- [What you should do]
Print each line of the listing once more, precisely as given.

--- Begin Dataset records ---

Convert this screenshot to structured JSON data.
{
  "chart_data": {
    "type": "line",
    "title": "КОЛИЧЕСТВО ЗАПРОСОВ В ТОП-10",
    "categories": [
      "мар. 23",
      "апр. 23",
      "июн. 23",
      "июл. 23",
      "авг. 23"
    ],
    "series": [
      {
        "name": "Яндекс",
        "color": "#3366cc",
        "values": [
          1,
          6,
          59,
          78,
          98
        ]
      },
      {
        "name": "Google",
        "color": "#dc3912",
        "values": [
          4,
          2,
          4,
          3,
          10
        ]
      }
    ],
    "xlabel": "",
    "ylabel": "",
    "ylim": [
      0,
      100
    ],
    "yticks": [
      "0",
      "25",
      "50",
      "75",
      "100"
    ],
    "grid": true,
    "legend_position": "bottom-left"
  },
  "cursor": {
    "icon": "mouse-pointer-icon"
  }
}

--- End Dataset records ---

- [Answer below]
Convert this screenshot to structured JSON data.
{
  "chart_data": {
    "type": "line",
    "title": "КОЛИЧЕСТВО ЗАПРОСОВ В ТОП-10",
    "categories": [
      "мар. 23",
      "апр. 23",
      "июн. 23",
      "июл. 23",
      "авг. 23"
    ],
    "series": [
      {
        "name": "Яндекс",
        "color": "#3366cc",
        "values": [
          1,
          6,
          59,
          78,
          98
        ]
      },
      {
        "name": "Google",
        "color": "#dc3912",
        "values": [
          4,
          2,
          4,
          3,
          10
        ]
      }
    ],
    "xlabel": "",
    "ylabel": "",
    "ylim": [
      0,
      100
    ],
    "yticks": [
      "0",
      "25",
      "50",
      "75",
      "100"
    ],
    "grid": true,
    "legend_position": "bottom-left"
  },
  "cursor": {
    "icon": "mouse-pointer-icon"
  }
}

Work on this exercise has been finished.